§ CHALLENGE
Copy the entries below word for word, from the first one through the line that contains "table-cell: Scarf bbox=[372, 513, 422, 535]", including that line.

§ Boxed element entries
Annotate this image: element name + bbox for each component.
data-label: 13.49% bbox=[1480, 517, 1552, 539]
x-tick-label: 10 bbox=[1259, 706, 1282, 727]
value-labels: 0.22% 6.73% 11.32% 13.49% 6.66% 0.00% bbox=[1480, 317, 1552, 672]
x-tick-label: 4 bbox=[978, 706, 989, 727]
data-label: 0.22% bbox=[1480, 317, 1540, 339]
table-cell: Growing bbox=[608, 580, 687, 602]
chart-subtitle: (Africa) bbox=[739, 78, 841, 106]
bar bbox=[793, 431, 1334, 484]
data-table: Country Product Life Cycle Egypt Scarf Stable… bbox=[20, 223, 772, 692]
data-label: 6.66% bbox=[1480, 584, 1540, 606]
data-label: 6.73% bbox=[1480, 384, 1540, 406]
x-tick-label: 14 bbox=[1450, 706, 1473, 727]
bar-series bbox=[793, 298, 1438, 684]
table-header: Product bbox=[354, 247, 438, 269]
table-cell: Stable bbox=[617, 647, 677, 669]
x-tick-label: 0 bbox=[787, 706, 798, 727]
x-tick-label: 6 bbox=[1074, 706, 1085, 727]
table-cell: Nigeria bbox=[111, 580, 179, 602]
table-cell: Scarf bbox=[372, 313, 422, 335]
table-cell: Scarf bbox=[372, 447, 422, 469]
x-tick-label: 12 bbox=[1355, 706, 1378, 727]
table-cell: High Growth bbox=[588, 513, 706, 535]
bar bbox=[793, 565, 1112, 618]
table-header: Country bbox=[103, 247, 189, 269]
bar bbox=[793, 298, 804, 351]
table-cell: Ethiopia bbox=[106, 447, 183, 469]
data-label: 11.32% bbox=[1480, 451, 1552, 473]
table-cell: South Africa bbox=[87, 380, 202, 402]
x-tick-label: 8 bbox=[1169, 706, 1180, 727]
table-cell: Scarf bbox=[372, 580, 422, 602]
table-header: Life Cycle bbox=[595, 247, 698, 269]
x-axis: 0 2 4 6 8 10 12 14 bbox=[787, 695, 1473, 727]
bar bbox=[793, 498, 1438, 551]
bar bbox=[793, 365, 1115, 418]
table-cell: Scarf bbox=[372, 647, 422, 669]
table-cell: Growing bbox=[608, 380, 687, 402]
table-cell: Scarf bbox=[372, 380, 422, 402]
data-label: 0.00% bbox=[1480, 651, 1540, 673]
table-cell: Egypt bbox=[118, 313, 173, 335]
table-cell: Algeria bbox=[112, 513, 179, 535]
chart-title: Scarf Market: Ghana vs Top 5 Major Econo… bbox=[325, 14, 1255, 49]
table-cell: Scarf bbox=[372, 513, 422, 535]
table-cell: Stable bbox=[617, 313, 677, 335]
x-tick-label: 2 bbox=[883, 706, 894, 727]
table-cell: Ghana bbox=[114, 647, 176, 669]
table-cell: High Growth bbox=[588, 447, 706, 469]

§ EXERCISE SOLUTION
Annotate this image: element name + bbox for each component.
data-label: 13.49% bbox=[1480, 517, 1552, 539]
x-tick-label: 10 bbox=[1259, 706, 1282, 727]
value-labels: 0.22% 6.73% 11.32% 13.49% 6.66% 0.00% bbox=[1480, 317, 1552, 672]
x-tick-label: 4 bbox=[978, 706, 989, 727]
data-label: 0.22% bbox=[1480, 317, 1540, 339]
table-cell: Growing bbox=[608, 580, 687, 602]
chart-subtitle: (Africa) bbox=[739, 78, 841, 106]
bar bbox=[793, 431, 1334, 484]
data-table: Country Product Life Cycle Egypt Scarf Stable… bbox=[20, 223, 772, 692]
data-label: 6.66% bbox=[1480, 584, 1540, 606]
data-label: 6.73% bbox=[1480, 384, 1540, 406]
x-tick-label: 14 bbox=[1450, 706, 1473, 727]
bar-series bbox=[793, 298, 1438, 684]
table-header: Product bbox=[354, 247, 438, 269]
table-cell: Stable bbox=[617, 647, 677, 669]
x-tick-label: 0 bbox=[787, 706, 798, 727]
x-tick-label: 6 bbox=[1074, 706, 1085, 727]
table-cell: Nigeria bbox=[111, 580, 179, 602]
table-cell: Scarf bbox=[372, 313, 422, 335]
table-cell: Scarf bbox=[372, 447, 422, 469]
x-tick-label: 12 bbox=[1355, 706, 1378, 727]
table-cell: High Growth bbox=[588, 513, 706, 535]
bar bbox=[793, 565, 1112, 618]
table-header: Country bbox=[103, 247, 189, 269]
bar bbox=[793, 298, 804, 351]
table-cell: Ethiopia bbox=[106, 447, 183, 469]
data-label: 11.32% bbox=[1480, 451, 1552, 473]
table-cell: South Africa bbox=[87, 380, 202, 402]
x-tick-label: 8 bbox=[1169, 706, 1180, 727]
table-cell: Scarf bbox=[372, 580, 422, 602]
table-header: Life Cycle bbox=[595, 247, 698, 269]
x-axis: 0 2 4 6 8 10 12 14 bbox=[787, 695, 1473, 727]
bar bbox=[793, 498, 1438, 551]
bar bbox=[793, 365, 1115, 418]
table-cell: Scarf bbox=[372, 647, 422, 669]
table-cell: Growing bbox=[608, 380, 687, 402]
table-cell: Scarf bbox=[372, 380, 422, 402]
data-label: 0.00% bbox=[1480, 651, 1540, 673]
table-cell: Egypt bbox=[118, 313, 173, 335]
table-cell: Algeria bbox=[112, 513, 179, 535]
chart-title: Scarf Market: Ghana vs Top 5 Major Econo… bbox=[325, 14, 1255, 49]
table-cell: Scarf bbox=[372, 513, 422, 535]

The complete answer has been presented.